Segment Open

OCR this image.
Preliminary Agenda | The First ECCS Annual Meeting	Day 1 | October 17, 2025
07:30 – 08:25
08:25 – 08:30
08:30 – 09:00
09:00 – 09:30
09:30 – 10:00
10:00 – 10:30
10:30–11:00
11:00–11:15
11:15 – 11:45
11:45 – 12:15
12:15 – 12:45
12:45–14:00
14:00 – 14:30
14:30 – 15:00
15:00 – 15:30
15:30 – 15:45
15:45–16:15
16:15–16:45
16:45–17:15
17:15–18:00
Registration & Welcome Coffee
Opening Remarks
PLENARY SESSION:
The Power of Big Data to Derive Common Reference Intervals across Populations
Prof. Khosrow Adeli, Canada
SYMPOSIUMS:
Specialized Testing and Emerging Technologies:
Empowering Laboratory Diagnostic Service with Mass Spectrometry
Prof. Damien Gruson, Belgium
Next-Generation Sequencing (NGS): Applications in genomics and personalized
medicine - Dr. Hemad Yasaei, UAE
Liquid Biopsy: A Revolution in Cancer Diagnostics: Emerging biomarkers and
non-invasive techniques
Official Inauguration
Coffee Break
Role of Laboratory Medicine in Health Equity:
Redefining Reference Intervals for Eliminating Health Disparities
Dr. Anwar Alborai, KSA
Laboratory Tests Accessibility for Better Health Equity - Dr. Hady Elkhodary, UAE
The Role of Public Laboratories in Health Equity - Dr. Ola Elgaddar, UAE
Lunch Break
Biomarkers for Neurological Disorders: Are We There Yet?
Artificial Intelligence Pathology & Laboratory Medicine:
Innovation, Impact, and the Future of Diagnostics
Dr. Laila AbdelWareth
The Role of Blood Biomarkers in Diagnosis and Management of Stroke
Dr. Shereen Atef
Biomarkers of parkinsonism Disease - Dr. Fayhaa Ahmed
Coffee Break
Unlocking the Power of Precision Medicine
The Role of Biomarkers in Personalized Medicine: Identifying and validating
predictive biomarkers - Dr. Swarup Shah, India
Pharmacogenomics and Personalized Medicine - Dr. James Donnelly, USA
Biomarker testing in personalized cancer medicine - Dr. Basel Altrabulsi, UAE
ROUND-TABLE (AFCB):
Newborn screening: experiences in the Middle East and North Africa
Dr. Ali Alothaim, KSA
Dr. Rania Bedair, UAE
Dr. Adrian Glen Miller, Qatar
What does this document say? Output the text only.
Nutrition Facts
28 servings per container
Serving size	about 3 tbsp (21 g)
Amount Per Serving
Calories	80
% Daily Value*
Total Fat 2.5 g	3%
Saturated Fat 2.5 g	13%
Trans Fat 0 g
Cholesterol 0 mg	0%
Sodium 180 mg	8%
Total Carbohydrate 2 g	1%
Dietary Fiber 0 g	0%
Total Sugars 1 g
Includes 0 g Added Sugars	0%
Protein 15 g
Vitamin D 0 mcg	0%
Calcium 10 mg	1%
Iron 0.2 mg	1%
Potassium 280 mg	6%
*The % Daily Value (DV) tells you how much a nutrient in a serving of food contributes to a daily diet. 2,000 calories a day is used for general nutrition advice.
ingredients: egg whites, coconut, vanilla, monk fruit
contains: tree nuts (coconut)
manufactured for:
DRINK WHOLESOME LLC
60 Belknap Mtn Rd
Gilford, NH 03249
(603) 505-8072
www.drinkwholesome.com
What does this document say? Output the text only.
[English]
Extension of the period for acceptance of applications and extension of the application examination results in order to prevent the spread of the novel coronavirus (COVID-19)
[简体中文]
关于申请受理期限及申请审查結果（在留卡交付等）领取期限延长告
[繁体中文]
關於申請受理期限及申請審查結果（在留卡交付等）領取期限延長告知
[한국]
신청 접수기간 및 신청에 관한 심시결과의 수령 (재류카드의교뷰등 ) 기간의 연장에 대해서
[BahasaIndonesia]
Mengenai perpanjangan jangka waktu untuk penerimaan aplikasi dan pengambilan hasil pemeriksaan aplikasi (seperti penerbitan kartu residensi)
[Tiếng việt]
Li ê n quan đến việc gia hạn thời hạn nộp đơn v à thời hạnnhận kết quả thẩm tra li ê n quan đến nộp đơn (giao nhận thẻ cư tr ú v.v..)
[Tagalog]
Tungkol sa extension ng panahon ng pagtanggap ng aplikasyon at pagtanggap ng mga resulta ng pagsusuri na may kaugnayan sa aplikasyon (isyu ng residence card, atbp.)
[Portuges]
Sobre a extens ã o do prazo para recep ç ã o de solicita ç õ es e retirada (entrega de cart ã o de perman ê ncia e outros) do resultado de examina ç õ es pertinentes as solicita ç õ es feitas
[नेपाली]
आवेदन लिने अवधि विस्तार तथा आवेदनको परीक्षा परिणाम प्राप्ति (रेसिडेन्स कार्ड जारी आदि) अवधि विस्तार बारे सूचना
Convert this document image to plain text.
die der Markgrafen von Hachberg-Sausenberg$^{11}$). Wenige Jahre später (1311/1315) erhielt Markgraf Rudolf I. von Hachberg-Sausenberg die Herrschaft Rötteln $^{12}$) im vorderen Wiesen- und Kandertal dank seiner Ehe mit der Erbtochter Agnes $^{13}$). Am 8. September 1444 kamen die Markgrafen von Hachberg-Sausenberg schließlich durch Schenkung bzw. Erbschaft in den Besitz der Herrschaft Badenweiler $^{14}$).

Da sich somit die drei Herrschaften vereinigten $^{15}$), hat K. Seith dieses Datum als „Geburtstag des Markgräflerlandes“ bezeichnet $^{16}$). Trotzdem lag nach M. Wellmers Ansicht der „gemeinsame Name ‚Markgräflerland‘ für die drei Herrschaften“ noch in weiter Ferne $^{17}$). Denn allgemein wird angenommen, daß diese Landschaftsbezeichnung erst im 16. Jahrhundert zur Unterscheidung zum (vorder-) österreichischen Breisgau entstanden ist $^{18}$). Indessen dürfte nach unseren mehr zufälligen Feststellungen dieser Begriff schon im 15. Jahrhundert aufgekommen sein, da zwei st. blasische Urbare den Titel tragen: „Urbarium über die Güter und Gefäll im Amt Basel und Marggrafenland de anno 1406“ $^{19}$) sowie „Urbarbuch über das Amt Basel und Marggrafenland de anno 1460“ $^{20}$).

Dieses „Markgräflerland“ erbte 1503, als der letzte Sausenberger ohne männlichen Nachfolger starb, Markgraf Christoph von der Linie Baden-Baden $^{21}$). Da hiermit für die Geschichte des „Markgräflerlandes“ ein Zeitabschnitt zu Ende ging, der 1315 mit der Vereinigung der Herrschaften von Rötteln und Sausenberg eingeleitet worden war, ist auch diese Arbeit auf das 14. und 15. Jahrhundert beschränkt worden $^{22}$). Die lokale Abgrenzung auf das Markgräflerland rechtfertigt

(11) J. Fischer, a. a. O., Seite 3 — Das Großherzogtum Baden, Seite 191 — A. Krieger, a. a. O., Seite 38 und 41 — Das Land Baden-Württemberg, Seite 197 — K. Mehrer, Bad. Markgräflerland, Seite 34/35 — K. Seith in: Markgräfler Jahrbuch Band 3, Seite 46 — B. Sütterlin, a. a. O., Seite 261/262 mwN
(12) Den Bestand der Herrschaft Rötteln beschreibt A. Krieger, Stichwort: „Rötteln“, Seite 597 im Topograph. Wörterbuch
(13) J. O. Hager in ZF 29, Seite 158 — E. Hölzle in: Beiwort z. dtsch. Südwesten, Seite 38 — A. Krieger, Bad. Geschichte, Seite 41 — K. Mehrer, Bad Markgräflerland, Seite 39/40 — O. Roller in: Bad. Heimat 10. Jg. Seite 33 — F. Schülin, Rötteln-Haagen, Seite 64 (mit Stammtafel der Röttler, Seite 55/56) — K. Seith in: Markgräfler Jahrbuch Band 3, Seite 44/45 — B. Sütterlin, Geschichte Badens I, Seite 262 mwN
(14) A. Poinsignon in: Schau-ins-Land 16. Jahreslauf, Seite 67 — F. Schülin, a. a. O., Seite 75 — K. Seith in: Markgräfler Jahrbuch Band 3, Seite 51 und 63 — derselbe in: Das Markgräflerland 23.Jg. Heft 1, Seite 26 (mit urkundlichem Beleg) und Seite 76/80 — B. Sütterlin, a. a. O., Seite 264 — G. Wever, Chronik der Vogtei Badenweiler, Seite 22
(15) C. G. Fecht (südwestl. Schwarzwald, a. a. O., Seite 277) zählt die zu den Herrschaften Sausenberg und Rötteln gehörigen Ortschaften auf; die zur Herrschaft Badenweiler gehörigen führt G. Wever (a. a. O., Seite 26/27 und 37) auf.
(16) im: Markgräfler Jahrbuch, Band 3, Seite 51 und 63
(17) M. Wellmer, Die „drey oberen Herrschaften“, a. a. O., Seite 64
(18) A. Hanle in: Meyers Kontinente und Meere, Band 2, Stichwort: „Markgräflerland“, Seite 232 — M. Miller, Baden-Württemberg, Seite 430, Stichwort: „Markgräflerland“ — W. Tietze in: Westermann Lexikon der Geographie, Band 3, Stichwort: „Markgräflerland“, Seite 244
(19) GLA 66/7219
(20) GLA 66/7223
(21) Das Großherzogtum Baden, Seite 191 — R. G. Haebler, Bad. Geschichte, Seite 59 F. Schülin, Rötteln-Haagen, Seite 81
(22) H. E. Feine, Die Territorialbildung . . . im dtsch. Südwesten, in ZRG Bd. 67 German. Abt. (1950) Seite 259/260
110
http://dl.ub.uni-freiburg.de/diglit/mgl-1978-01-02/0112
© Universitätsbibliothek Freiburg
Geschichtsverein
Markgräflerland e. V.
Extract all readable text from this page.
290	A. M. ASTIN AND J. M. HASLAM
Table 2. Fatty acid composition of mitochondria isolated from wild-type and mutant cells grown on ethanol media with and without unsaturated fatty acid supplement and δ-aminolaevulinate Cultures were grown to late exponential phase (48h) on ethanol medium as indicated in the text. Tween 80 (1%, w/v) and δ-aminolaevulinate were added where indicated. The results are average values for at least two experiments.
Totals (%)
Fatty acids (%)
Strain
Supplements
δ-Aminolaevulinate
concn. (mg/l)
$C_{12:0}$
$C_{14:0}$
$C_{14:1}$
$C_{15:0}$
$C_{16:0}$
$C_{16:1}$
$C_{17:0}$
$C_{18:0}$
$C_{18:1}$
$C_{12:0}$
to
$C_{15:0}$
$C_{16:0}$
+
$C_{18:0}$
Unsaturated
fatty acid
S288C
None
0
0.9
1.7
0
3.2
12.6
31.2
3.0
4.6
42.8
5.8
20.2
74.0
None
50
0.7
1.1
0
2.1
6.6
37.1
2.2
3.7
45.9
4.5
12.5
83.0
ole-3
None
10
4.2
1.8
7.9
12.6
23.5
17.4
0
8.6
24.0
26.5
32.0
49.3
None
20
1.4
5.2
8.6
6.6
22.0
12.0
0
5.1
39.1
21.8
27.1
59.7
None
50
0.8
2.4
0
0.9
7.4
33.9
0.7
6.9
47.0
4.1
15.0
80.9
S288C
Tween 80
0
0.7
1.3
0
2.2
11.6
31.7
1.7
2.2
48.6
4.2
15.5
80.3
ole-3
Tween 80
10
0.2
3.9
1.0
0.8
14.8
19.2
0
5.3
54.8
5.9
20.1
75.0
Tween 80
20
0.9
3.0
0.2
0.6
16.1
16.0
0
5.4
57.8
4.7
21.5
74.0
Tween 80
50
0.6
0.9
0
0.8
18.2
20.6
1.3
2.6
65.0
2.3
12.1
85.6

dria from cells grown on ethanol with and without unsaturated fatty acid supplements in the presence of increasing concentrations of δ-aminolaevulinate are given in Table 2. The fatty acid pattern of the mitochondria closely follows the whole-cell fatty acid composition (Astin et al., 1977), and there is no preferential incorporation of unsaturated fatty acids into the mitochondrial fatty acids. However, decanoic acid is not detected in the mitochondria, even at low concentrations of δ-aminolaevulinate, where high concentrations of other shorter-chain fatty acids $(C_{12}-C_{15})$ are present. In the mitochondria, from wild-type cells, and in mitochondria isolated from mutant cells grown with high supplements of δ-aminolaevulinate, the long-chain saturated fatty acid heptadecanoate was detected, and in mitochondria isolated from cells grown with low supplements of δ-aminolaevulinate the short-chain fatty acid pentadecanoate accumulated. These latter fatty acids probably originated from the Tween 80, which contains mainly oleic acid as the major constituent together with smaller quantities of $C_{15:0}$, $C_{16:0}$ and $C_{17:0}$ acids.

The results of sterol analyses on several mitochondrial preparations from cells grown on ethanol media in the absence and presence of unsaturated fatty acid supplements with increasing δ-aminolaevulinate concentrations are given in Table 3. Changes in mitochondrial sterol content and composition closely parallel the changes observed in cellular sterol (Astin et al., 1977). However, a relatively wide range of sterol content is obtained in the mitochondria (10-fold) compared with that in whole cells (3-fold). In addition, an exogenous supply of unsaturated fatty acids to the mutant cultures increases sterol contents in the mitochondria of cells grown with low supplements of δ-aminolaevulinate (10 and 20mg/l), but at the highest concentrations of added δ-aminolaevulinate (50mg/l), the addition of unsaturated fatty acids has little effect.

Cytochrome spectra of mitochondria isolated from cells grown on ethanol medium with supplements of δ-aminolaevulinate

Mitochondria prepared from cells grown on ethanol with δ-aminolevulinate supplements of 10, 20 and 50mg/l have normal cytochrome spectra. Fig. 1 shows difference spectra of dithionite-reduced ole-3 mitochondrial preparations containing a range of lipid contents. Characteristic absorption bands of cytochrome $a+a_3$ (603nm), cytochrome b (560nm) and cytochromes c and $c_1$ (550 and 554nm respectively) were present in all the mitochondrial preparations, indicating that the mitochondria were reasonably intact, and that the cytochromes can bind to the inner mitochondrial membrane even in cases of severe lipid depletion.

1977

Segment Closed

- **EXERCISE**: Each line containing the word "Stichwort" needs to be copied from the data above.

- **RESULT BELOW**:
(12) Den Bestand der Herrschaft Rötteln beschreibt A. Krieger, Stichwort: „Rötteln“, Seite 597 im Topograph. Wörterbuch
(18) A. Hanle in: Meyers Kontinente und Meere, Band 2, Stichwort: „Markgräflerland“, Seite 232 — M. Miller, Baden-Württemberg, Seite 430, Stichwort: „Markgräflerland“ — W. Tietze in: Westermann Lexikon der Geographie, Band 3, Stichwort: „Markgräflerland“, Seite 244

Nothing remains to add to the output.